* start MATERIALS PROVIDED *

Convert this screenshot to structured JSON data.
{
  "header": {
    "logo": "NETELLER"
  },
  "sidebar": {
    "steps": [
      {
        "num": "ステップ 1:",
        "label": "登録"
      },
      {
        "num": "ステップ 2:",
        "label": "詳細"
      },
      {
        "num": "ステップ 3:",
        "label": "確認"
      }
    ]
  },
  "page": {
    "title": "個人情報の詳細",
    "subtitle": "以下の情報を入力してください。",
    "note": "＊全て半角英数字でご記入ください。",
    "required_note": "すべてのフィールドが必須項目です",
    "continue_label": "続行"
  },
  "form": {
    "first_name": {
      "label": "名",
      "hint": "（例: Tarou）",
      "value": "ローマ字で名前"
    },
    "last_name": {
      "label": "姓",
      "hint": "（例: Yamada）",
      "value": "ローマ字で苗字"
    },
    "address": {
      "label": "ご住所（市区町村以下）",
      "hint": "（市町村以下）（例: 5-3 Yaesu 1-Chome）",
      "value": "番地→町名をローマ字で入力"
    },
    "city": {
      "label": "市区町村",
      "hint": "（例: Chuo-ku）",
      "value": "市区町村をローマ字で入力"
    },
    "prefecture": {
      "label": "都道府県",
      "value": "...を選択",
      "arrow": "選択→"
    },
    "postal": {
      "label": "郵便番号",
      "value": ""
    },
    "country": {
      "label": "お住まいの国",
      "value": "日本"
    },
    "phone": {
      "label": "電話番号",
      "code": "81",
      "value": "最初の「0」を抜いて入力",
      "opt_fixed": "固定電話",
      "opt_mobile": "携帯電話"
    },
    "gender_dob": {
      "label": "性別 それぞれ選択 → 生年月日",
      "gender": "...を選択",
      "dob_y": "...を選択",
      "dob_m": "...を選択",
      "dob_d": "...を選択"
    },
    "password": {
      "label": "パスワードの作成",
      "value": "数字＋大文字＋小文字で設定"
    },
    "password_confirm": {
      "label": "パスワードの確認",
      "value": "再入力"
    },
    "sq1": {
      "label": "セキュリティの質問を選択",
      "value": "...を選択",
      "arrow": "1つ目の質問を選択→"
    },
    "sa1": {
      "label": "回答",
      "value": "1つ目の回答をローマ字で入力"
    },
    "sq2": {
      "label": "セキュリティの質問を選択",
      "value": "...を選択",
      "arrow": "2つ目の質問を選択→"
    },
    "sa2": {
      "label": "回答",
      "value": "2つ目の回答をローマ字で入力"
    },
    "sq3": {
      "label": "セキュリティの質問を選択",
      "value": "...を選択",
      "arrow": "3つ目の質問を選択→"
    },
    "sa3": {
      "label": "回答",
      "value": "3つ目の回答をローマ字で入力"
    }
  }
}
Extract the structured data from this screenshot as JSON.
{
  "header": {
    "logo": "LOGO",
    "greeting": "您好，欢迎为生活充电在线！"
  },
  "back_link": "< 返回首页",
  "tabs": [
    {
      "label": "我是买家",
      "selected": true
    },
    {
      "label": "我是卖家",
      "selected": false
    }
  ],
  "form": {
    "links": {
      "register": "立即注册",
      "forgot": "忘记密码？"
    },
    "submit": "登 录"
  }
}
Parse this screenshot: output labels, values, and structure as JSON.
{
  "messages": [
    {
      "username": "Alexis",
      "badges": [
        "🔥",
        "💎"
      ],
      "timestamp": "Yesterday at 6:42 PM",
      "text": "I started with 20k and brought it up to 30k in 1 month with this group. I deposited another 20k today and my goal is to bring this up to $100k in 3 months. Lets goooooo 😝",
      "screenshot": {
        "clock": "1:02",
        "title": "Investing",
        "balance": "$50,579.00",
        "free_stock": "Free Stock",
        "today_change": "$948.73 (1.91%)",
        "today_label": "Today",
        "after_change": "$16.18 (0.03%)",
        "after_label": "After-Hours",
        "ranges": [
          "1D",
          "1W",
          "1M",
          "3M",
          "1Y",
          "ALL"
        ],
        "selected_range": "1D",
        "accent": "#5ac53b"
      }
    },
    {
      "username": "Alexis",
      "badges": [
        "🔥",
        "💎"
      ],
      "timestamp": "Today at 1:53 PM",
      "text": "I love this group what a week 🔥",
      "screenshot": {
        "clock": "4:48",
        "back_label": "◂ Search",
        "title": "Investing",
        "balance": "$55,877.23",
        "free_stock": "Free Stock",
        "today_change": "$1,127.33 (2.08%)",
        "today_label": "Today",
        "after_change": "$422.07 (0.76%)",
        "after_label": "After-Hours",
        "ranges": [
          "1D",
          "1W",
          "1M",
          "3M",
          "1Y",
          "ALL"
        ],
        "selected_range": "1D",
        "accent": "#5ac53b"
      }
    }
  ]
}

* end MATERIALS PROVIDED *
* start MATERIALS PROVIDED *

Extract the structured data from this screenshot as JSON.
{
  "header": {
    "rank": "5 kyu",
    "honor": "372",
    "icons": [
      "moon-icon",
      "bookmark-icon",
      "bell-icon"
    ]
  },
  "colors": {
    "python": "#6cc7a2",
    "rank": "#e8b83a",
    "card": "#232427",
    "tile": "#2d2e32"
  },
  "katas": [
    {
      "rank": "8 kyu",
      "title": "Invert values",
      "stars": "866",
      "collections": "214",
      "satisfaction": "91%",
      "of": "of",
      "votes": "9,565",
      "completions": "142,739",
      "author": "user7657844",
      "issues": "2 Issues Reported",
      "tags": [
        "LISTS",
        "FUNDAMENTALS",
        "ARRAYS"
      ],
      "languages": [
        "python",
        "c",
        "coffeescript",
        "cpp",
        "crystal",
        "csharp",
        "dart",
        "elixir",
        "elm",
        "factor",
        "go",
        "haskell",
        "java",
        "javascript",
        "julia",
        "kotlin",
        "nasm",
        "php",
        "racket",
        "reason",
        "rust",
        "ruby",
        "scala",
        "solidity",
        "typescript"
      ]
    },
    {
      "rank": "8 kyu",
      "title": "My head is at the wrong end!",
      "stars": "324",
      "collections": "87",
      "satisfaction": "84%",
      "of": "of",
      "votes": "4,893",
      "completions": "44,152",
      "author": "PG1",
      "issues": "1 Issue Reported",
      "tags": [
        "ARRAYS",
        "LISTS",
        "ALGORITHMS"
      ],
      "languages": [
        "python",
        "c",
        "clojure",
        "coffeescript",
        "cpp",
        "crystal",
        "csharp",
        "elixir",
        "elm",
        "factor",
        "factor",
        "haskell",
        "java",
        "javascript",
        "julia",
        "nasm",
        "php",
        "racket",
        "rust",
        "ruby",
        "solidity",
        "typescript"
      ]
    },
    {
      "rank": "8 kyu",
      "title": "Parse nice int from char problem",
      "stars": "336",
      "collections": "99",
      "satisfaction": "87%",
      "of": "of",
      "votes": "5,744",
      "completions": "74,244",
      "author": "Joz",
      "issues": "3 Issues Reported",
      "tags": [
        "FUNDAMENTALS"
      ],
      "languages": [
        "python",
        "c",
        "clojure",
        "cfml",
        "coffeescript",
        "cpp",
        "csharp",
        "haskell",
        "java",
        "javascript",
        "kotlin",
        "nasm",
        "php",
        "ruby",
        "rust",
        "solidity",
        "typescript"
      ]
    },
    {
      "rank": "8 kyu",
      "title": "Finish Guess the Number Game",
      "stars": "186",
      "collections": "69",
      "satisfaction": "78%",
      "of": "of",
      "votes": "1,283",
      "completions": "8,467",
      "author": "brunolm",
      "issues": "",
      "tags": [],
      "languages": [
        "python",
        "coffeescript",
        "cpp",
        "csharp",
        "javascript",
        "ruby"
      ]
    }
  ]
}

* end MATERIALS PROVIDED *

In the records above, collect each line with "Parse".

Parse this screenshot: output labels, values, and structure as JSON.
      "title": "Parse nice int from char problem",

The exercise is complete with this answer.